Read the records below and copy each line that contains "JSON".

[START Record set]

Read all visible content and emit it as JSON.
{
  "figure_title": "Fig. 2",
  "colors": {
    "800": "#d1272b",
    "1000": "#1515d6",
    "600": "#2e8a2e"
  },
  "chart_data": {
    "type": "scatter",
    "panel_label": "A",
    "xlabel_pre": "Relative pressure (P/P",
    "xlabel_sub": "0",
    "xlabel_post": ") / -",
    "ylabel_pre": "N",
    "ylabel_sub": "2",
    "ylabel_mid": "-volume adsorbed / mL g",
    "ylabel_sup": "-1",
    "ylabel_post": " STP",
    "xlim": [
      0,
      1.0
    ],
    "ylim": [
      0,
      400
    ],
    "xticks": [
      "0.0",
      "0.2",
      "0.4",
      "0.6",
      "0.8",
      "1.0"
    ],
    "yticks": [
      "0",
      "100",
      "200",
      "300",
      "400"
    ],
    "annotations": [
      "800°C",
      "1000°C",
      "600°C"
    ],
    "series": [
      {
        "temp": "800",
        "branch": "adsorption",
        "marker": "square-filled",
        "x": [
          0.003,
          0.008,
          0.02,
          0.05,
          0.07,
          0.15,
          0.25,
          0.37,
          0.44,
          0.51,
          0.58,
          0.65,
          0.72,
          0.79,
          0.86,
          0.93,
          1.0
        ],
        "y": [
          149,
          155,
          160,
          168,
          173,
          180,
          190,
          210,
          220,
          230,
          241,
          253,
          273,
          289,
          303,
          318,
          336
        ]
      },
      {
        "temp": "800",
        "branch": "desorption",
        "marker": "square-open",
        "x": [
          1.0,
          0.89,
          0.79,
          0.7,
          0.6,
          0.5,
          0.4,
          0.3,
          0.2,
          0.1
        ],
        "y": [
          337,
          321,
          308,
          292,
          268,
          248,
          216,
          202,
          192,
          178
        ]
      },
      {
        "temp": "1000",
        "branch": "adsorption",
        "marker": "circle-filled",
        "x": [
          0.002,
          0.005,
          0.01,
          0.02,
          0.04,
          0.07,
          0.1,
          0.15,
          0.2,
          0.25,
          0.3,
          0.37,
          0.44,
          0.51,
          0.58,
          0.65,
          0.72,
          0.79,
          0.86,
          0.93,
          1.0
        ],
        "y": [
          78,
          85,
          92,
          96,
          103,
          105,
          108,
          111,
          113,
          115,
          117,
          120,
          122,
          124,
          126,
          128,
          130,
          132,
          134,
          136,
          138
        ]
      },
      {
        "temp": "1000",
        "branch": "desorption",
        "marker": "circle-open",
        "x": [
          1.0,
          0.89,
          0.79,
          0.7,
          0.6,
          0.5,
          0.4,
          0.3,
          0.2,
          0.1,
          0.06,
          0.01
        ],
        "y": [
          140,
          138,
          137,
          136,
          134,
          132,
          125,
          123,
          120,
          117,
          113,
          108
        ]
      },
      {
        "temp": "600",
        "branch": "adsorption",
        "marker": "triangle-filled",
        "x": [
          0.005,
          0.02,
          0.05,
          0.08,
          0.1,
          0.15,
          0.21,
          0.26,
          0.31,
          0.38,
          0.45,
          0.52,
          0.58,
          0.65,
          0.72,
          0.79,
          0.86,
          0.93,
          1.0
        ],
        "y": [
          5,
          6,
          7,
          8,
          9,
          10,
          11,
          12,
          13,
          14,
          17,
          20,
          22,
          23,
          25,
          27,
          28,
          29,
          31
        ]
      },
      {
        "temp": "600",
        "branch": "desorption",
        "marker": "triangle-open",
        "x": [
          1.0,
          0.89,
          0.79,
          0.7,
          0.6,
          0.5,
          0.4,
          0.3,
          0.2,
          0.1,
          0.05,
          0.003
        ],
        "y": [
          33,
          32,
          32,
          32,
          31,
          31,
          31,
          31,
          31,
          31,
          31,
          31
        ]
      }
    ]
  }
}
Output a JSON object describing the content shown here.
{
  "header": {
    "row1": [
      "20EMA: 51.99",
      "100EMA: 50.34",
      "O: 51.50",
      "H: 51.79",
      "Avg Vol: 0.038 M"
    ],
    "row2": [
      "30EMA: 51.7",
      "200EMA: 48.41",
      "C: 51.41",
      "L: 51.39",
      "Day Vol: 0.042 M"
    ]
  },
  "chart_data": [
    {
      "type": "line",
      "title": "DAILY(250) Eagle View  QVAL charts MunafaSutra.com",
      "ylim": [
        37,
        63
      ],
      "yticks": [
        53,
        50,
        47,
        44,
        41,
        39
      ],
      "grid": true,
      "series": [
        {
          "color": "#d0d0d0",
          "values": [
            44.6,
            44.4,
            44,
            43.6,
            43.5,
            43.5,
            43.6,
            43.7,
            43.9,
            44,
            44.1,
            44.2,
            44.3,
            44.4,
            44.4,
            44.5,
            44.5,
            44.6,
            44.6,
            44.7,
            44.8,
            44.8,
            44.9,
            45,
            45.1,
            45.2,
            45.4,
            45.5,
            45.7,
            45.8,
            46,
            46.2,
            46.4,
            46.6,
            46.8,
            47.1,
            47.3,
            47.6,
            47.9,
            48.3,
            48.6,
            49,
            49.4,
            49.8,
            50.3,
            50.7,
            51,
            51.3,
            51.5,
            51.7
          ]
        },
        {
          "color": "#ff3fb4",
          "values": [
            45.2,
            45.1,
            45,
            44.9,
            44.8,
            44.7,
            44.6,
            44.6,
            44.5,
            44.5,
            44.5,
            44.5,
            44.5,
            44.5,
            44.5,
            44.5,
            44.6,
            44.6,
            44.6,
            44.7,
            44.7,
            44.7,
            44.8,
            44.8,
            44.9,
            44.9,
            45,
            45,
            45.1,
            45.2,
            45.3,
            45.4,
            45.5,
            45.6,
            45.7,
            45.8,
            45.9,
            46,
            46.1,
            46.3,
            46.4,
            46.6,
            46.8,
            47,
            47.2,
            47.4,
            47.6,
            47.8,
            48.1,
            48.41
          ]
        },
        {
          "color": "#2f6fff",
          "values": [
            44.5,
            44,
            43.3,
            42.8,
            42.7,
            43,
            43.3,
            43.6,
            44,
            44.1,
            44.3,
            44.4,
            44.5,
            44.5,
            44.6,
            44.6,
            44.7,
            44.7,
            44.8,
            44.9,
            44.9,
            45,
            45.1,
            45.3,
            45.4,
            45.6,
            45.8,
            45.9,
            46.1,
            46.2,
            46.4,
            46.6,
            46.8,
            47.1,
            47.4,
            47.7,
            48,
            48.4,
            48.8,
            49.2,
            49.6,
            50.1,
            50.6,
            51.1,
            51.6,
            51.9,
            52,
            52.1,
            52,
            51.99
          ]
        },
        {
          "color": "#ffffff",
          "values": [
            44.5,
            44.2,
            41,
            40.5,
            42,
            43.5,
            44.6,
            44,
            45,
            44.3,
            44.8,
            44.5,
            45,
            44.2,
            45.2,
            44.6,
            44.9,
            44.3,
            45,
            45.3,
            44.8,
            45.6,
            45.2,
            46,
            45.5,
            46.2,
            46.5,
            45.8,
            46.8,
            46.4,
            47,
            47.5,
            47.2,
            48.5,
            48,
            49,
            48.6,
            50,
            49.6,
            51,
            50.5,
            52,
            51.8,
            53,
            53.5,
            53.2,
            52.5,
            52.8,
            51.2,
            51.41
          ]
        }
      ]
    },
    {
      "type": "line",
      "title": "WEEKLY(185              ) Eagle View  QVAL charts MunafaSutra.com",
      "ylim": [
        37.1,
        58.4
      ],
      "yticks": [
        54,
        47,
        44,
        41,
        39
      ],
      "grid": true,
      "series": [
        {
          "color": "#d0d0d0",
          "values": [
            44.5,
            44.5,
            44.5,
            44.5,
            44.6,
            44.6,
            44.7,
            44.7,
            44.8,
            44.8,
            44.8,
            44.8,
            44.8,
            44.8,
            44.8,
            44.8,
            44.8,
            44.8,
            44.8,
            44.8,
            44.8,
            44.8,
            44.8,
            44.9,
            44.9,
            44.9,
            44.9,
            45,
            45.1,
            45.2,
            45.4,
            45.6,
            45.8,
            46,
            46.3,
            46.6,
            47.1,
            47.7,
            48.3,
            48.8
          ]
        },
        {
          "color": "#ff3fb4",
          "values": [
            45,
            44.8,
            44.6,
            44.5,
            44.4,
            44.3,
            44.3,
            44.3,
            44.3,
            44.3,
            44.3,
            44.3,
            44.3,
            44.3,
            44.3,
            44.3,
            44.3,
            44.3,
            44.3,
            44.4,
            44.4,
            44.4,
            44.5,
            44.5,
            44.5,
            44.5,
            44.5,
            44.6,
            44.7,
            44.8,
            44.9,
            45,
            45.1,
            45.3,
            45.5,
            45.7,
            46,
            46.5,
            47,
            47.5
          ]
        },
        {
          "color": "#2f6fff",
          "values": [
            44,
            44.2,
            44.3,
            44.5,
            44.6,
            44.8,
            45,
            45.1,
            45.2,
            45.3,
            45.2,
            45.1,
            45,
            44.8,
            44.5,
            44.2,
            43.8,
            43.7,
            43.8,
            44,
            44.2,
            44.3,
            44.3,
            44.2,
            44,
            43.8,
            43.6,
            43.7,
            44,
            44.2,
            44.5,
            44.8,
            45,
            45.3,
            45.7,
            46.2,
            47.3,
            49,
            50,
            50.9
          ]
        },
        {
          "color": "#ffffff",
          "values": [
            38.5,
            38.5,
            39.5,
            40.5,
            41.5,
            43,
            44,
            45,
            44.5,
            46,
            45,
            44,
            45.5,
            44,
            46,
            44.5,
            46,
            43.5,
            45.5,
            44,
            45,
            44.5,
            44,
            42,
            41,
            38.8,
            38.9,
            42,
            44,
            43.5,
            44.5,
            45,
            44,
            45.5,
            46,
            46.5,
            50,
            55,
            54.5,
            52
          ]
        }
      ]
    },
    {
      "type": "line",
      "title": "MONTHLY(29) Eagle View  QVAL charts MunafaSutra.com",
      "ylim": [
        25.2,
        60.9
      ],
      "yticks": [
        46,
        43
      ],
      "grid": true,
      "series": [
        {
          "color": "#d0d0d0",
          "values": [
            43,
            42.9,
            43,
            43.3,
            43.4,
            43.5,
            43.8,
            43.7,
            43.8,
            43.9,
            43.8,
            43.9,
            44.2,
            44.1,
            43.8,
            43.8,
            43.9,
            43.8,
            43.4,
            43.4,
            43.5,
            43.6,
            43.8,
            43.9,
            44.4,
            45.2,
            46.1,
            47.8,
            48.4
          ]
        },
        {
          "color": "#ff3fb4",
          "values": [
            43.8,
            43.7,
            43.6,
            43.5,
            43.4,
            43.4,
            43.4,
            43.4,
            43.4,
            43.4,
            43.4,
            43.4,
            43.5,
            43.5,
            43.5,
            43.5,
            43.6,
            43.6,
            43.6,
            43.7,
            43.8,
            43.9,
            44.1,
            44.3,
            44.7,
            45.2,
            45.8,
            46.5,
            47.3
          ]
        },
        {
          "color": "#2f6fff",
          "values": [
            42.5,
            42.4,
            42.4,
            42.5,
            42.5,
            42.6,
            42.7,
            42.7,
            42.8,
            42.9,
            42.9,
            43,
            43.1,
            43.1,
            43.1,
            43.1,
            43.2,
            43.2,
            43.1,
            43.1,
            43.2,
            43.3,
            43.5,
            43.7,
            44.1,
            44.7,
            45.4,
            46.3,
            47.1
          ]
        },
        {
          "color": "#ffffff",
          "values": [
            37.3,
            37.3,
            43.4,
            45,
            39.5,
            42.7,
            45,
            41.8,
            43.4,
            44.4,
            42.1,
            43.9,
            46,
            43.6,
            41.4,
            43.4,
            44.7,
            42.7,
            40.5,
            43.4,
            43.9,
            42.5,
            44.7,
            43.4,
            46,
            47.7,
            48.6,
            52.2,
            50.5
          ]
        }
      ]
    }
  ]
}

[END Record set]

[Completed task]
Read all visible content and emit it as JSON.
Output a JSON object describing the content shown here.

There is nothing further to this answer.